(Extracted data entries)
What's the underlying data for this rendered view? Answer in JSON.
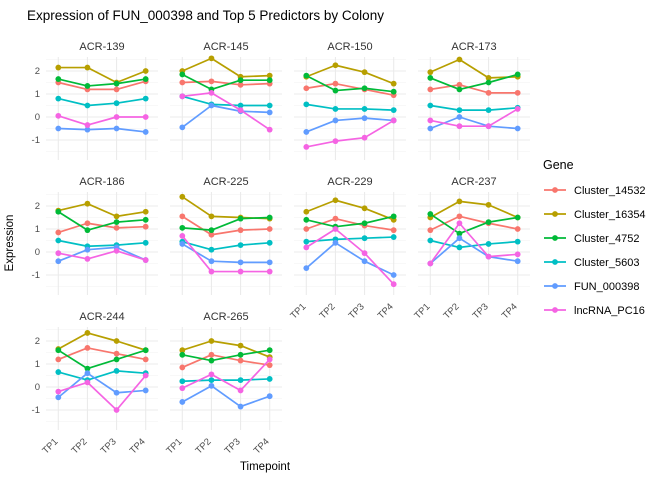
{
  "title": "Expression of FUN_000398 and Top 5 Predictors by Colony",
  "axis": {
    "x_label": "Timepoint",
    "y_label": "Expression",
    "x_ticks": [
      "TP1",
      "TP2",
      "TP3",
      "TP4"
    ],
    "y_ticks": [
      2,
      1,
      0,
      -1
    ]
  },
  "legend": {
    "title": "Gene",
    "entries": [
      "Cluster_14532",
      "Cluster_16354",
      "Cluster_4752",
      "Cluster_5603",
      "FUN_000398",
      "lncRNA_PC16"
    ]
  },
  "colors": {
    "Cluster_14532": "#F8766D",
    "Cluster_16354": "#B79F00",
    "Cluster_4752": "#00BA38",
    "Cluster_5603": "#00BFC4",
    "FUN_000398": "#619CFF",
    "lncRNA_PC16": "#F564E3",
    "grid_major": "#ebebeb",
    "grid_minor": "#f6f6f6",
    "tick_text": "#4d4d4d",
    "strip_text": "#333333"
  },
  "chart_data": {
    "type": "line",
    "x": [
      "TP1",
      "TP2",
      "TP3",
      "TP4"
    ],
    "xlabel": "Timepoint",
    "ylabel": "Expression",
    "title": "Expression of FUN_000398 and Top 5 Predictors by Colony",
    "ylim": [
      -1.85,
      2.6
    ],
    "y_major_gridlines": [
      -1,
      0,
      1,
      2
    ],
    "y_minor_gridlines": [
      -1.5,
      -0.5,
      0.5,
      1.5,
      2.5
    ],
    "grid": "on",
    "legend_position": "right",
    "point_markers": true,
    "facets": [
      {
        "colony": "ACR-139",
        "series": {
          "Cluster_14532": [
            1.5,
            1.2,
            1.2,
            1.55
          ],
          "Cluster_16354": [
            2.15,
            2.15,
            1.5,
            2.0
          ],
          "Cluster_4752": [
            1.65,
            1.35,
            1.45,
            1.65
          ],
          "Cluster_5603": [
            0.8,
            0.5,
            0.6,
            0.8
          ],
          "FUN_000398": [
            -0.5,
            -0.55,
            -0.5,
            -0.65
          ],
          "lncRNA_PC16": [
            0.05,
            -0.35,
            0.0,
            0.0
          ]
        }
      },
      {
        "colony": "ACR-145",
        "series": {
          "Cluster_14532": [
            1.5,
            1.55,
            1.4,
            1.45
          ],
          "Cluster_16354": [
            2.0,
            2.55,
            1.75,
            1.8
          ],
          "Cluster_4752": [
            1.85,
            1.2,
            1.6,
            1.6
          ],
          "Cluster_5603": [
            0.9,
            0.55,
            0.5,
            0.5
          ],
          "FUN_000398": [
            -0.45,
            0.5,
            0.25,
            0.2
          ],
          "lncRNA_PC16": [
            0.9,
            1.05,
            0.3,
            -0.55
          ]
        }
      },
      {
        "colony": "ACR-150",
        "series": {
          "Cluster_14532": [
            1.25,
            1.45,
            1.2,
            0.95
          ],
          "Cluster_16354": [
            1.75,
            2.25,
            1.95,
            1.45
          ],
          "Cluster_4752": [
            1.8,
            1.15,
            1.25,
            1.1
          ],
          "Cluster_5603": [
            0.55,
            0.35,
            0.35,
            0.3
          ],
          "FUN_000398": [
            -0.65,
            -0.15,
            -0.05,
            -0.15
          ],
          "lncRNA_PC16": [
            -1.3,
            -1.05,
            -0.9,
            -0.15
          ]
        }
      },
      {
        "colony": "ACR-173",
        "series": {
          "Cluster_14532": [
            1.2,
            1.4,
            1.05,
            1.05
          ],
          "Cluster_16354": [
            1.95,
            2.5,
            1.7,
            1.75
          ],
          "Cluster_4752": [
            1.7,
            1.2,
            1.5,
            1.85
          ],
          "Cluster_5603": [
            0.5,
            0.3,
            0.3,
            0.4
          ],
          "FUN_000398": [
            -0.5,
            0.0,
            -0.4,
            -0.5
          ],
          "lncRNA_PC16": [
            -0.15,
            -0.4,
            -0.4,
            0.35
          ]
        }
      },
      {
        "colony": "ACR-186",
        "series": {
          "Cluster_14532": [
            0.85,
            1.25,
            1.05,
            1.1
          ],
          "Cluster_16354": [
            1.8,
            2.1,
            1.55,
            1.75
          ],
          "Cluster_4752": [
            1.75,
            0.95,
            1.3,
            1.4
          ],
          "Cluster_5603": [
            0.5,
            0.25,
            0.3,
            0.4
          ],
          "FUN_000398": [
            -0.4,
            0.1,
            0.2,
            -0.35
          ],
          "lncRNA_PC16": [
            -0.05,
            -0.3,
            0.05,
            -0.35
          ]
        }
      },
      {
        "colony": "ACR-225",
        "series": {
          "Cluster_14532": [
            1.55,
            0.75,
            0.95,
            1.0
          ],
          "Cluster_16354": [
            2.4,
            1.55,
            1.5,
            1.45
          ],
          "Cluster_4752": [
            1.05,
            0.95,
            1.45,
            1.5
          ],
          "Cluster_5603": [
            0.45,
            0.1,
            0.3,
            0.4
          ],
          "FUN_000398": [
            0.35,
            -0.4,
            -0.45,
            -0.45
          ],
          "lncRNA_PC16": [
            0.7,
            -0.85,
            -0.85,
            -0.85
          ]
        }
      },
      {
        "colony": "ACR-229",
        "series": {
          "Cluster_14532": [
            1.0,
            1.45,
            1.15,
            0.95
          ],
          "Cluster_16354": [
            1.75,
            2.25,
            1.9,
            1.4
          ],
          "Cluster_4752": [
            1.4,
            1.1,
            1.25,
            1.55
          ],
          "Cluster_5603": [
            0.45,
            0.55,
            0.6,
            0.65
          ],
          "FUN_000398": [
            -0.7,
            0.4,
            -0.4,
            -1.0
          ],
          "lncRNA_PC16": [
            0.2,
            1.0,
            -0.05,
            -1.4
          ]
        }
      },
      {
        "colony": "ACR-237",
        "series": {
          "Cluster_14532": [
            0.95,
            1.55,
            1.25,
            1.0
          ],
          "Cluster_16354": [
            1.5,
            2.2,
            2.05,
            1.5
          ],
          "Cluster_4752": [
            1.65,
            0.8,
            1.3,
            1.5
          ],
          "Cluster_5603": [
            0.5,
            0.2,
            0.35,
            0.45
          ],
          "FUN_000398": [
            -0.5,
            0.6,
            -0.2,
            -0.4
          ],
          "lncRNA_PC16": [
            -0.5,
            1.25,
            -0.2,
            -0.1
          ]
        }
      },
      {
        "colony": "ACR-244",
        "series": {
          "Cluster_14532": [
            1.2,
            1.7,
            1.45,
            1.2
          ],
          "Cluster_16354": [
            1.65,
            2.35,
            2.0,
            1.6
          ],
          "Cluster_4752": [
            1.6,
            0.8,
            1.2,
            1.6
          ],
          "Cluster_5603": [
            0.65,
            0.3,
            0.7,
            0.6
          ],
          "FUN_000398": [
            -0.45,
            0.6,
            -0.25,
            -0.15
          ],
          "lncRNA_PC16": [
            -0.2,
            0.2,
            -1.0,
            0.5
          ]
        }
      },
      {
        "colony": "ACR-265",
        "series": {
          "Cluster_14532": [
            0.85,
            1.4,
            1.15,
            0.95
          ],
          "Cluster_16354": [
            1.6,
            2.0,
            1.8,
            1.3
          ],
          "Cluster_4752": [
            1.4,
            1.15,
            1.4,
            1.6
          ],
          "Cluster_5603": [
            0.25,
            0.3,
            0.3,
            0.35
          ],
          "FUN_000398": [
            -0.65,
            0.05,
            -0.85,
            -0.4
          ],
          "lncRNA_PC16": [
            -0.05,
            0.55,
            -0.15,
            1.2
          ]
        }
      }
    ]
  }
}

| Direction |
Select all lines in the listing that include the word "title".

| Complete answer |
  "title": "Expression of FUN_000398 and Top 5 Predictors by Colony",
    "title": "Gene",
    "title": "Expression of FUN_000398 and Top 5 Predictors by Colony",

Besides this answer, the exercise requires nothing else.